**Stated problem:**
Wherever a line holds the word "ylabel", copy that line out.

**Material provided:**
>>>
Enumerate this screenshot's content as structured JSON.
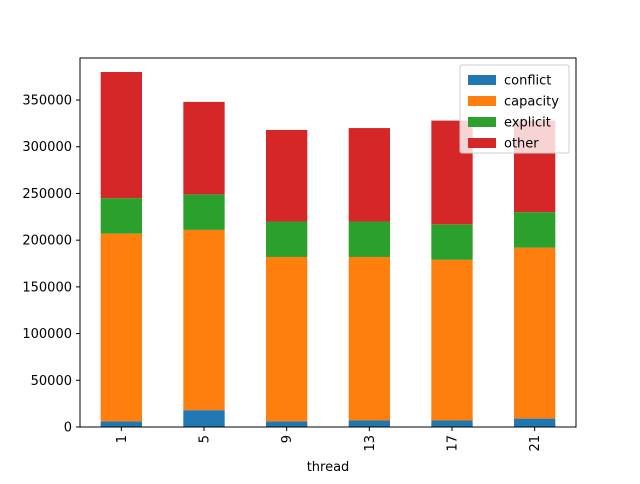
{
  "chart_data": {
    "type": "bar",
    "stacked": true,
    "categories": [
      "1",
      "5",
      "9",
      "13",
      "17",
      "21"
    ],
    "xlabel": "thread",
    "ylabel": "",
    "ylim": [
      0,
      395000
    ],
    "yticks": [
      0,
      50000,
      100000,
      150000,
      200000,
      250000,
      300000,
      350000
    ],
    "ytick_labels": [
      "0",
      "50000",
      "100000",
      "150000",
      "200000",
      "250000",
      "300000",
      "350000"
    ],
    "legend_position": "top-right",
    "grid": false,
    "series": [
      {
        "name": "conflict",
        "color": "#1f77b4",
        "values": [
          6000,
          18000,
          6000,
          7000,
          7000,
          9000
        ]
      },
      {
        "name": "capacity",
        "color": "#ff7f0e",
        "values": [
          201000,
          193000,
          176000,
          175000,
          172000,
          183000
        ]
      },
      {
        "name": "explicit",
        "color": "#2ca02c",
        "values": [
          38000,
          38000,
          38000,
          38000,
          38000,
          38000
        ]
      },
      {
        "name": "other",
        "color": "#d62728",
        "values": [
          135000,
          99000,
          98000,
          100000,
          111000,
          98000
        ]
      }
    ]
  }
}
<<<
>>>
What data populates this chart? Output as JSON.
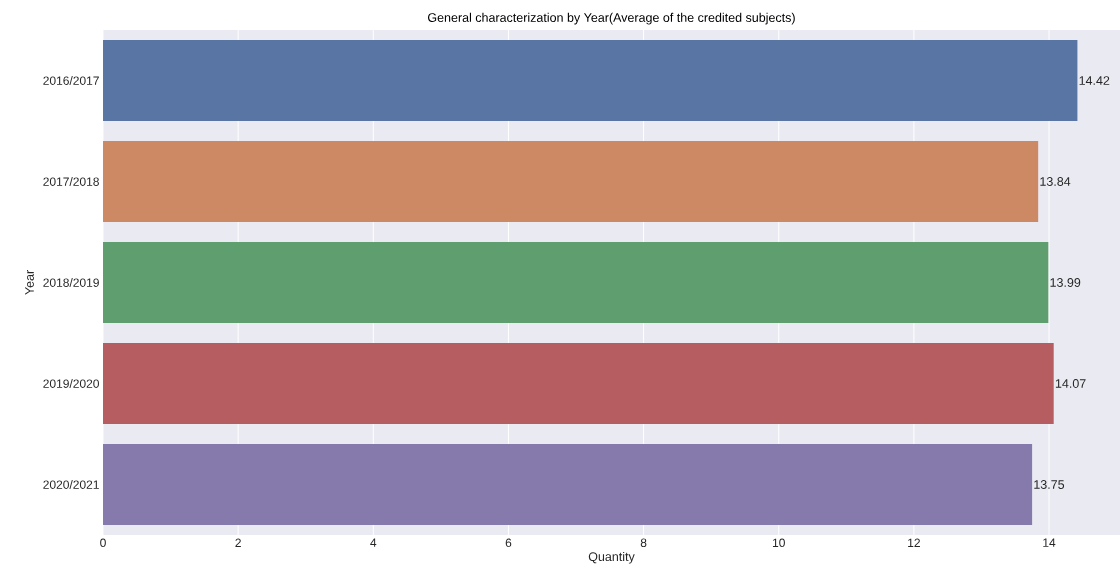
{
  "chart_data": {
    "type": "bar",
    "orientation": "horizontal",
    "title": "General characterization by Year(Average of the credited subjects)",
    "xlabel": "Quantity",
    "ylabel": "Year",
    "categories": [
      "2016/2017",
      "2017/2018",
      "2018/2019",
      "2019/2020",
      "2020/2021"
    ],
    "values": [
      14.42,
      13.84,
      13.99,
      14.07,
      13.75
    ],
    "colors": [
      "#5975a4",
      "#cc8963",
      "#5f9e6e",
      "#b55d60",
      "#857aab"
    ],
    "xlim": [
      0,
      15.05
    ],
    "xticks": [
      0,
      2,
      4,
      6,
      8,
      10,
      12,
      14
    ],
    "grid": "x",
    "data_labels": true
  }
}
<<<
>>>
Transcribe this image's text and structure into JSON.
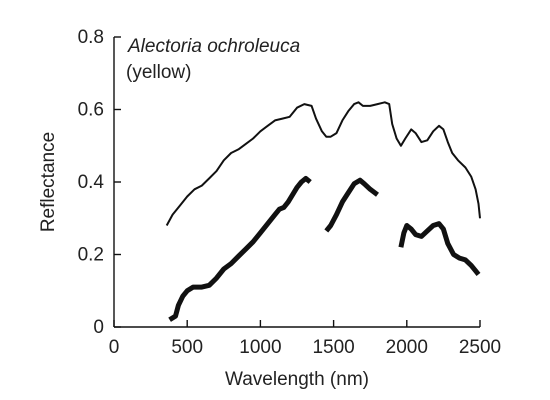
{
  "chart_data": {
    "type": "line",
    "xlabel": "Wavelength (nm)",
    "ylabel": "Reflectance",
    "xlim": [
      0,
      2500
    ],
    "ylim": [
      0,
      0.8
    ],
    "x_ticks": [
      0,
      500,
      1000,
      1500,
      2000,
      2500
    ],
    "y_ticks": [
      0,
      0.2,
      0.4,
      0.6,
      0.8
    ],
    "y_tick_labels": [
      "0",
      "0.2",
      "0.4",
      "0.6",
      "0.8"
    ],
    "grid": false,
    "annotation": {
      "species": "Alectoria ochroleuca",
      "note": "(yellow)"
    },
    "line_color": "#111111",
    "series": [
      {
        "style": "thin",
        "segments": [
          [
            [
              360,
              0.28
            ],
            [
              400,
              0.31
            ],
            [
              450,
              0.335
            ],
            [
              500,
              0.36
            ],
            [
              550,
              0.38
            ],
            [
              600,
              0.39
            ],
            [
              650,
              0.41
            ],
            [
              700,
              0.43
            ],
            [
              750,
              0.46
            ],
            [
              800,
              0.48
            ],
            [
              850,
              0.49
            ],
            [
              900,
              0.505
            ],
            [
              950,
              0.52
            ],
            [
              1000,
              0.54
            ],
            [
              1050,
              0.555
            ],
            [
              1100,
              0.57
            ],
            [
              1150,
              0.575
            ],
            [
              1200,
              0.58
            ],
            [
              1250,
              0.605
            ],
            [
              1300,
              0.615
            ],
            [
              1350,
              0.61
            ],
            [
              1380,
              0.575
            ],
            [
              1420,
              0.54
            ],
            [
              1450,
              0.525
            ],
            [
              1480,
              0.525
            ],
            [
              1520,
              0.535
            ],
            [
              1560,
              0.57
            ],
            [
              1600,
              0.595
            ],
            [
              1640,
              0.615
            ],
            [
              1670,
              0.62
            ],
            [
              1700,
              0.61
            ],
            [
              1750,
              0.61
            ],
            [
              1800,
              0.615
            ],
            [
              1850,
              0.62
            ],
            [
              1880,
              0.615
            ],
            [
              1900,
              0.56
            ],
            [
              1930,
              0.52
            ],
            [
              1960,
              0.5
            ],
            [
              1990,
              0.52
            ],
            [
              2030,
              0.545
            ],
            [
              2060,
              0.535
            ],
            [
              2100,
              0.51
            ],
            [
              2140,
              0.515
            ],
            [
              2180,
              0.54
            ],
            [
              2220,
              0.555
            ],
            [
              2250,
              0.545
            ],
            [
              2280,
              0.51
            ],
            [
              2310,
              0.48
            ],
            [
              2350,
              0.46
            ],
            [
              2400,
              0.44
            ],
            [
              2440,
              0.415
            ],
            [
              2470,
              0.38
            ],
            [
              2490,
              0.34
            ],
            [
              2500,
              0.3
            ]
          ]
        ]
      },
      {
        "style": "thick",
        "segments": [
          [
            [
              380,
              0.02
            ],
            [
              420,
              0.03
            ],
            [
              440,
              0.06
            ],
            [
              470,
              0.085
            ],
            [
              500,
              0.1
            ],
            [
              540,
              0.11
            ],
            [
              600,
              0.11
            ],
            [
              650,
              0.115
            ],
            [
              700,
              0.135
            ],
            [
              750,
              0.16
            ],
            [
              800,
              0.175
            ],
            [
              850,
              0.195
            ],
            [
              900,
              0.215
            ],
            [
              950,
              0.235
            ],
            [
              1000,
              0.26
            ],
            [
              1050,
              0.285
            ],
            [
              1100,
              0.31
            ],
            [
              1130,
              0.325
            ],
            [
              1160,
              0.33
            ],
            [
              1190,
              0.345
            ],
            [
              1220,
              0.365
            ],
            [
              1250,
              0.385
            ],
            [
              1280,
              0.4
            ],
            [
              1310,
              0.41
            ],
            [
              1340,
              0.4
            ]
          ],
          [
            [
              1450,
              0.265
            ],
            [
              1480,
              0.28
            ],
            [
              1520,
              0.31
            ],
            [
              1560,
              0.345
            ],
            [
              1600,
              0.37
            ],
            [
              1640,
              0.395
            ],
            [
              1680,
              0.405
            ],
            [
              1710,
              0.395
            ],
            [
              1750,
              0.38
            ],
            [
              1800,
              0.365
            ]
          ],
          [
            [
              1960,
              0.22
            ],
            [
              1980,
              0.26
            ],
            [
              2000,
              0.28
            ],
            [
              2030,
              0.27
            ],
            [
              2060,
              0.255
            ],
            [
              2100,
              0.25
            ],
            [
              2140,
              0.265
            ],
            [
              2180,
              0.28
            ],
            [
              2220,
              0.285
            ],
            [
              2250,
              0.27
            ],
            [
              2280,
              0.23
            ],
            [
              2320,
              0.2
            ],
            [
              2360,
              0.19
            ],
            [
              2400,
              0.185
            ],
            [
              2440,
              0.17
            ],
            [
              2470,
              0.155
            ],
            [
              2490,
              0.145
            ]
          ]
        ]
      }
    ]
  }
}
<<<
**Response to the exercise:**
    "ylabel": "",
    "ylabel": "Year",
    "ylabel": "Reflectance",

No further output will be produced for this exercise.